#### What this task involves
For every line in the data below that contains "железобетонные", copy the line.

#### Record set
○ ○ ○ ○

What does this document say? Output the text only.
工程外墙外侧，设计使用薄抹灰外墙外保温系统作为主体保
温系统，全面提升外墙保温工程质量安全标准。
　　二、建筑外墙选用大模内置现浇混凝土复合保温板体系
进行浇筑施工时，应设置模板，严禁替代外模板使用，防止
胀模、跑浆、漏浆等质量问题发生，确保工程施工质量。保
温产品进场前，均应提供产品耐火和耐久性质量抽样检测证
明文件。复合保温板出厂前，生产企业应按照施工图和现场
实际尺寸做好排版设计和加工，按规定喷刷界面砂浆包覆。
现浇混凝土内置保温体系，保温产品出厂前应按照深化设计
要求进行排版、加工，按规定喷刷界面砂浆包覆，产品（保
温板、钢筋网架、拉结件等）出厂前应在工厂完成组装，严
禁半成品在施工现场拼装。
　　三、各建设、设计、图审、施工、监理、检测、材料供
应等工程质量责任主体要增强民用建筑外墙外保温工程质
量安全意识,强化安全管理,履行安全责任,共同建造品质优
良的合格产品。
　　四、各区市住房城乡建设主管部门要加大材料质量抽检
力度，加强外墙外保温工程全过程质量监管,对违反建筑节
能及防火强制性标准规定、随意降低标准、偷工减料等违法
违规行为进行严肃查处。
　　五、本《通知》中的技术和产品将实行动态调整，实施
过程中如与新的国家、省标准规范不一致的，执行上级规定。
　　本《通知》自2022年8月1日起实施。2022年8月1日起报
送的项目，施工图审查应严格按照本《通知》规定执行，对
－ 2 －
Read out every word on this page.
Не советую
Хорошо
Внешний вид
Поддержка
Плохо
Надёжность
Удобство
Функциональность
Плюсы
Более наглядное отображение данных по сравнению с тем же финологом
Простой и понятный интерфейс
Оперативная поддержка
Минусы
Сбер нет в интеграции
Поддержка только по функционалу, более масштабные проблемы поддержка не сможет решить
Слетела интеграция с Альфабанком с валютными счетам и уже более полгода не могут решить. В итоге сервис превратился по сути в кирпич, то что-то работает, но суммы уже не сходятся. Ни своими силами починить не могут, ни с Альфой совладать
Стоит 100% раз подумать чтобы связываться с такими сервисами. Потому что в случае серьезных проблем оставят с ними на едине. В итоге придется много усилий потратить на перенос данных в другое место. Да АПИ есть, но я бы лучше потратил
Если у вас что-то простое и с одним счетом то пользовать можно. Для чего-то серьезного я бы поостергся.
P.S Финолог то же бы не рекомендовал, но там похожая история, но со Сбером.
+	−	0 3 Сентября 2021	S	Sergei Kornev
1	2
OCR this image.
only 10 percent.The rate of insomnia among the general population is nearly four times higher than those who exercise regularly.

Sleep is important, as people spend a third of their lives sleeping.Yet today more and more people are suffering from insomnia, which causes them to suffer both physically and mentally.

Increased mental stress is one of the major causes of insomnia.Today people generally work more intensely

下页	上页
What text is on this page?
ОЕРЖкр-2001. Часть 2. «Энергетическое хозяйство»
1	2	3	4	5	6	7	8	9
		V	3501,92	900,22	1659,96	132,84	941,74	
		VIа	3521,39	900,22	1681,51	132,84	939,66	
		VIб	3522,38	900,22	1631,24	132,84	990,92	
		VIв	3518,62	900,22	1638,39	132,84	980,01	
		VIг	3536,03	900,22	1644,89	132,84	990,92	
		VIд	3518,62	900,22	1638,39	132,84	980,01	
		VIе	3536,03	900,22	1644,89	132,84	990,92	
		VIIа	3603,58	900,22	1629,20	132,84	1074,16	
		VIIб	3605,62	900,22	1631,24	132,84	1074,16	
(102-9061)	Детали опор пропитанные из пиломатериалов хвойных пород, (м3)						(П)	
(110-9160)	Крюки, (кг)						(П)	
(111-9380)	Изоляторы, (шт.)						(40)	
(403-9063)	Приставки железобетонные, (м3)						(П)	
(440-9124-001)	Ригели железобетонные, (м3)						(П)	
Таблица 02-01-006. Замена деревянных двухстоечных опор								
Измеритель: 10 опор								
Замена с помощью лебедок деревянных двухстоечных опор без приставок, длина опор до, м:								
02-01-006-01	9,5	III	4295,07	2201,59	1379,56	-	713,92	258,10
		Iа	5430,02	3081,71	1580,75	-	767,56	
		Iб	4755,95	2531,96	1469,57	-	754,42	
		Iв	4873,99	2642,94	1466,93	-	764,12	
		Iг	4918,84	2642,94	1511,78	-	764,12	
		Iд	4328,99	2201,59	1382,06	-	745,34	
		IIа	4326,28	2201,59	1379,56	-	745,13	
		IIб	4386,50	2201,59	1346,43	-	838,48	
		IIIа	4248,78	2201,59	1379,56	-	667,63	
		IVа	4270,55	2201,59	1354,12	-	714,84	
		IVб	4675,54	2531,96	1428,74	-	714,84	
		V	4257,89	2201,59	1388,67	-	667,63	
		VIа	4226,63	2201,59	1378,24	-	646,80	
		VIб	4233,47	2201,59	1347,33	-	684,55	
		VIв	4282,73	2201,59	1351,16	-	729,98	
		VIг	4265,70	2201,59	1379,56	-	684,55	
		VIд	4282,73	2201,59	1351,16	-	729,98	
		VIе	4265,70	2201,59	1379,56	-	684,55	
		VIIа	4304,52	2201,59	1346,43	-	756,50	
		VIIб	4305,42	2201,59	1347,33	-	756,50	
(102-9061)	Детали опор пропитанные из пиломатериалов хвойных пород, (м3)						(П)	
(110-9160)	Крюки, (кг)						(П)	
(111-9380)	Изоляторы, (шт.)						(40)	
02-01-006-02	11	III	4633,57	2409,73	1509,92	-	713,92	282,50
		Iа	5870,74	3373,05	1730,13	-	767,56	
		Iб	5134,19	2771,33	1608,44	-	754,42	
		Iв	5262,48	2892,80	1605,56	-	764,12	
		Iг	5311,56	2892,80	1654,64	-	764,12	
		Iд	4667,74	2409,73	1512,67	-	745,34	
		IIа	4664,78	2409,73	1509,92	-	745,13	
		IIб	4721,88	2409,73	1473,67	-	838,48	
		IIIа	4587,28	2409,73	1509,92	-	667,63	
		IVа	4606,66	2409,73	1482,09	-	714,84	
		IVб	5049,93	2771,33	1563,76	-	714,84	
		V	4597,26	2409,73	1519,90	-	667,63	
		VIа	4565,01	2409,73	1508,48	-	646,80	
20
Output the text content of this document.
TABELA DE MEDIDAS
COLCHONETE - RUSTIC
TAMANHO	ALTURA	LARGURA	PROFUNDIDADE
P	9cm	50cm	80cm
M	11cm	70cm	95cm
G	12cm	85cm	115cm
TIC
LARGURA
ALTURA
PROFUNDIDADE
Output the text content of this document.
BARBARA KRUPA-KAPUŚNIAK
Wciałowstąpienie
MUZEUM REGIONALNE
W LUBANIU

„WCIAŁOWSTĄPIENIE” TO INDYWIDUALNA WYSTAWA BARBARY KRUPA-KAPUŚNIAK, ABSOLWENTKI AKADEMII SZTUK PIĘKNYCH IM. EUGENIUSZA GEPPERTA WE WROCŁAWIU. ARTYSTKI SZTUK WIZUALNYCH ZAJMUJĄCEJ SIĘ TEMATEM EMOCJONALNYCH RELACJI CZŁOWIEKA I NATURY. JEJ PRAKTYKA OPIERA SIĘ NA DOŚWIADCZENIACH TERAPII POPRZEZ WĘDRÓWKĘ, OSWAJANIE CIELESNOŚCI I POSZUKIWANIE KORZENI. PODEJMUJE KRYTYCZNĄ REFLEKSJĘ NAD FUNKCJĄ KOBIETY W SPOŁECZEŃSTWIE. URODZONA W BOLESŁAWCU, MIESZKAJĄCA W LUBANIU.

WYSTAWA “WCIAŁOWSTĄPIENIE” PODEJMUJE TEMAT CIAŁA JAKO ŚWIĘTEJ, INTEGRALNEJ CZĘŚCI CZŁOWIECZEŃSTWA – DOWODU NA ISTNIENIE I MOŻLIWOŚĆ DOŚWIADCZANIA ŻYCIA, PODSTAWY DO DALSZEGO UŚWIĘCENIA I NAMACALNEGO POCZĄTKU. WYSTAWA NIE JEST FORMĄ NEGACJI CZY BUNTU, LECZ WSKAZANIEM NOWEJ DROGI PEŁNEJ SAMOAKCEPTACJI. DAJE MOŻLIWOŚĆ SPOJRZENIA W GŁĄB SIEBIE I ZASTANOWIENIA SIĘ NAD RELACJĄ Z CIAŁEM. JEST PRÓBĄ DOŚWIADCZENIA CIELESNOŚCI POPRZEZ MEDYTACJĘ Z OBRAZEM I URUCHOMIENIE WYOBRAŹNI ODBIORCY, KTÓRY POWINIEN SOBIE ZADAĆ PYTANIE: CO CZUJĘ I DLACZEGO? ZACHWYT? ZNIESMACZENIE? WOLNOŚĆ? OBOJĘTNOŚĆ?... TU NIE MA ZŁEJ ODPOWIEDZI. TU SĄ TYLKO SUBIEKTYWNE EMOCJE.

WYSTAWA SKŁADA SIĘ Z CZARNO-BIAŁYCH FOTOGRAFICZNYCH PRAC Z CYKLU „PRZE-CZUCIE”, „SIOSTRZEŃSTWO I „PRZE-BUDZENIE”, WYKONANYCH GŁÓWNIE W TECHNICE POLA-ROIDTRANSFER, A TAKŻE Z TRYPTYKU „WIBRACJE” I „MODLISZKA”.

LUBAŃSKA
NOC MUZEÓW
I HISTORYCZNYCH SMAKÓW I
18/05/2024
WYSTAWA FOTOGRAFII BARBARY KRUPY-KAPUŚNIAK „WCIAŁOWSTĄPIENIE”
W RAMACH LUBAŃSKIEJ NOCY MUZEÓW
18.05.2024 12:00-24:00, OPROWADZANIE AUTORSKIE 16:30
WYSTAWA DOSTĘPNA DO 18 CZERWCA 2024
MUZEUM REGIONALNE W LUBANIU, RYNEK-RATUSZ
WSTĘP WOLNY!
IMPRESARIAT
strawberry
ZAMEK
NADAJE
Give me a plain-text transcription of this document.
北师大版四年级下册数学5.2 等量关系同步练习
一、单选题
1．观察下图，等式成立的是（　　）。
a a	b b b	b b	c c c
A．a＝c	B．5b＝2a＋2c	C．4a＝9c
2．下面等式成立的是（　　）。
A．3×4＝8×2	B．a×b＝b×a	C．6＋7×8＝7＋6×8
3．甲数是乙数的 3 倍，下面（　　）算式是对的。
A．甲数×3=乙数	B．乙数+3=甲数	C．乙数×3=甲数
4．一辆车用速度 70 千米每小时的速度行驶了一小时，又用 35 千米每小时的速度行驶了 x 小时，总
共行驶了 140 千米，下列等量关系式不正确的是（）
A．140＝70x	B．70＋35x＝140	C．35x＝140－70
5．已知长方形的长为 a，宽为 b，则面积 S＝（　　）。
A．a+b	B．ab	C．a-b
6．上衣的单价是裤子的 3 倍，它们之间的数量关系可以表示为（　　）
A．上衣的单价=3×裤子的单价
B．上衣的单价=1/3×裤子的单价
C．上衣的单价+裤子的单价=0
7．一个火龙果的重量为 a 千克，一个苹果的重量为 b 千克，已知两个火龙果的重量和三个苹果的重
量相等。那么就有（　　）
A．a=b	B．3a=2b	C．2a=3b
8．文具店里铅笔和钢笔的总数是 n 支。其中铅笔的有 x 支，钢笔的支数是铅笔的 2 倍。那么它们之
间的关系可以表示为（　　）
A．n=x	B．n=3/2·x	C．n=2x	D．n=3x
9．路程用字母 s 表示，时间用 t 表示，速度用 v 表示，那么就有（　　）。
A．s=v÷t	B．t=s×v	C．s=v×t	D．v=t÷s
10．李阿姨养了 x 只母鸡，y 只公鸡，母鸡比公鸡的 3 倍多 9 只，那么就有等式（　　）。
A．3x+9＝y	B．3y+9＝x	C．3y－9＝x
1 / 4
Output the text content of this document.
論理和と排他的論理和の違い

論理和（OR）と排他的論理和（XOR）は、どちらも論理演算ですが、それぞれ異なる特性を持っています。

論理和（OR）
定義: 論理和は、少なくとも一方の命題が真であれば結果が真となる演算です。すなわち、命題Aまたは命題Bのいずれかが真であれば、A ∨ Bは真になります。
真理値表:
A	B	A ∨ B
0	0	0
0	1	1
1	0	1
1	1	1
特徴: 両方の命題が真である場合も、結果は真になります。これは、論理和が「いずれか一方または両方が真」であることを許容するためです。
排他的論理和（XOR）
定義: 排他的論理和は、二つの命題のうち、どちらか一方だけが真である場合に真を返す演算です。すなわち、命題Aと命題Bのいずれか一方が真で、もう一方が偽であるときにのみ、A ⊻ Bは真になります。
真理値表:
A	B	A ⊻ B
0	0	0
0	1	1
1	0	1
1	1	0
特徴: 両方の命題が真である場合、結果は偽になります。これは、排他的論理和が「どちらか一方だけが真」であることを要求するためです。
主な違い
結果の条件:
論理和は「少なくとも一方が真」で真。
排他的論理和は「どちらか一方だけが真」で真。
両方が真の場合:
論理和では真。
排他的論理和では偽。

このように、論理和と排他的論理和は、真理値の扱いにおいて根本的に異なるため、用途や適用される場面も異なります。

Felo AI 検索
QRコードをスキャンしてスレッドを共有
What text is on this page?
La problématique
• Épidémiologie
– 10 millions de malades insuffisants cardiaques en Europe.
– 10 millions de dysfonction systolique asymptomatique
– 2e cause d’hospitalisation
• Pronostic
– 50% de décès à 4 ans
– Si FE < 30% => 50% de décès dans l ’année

○ ○ ○ ○

#### Task solution
(403-9063)	Приставки железобетонные, (м3)						(П)	
(440-9124-001)	Ригели железобетонные, (м3)						(П)	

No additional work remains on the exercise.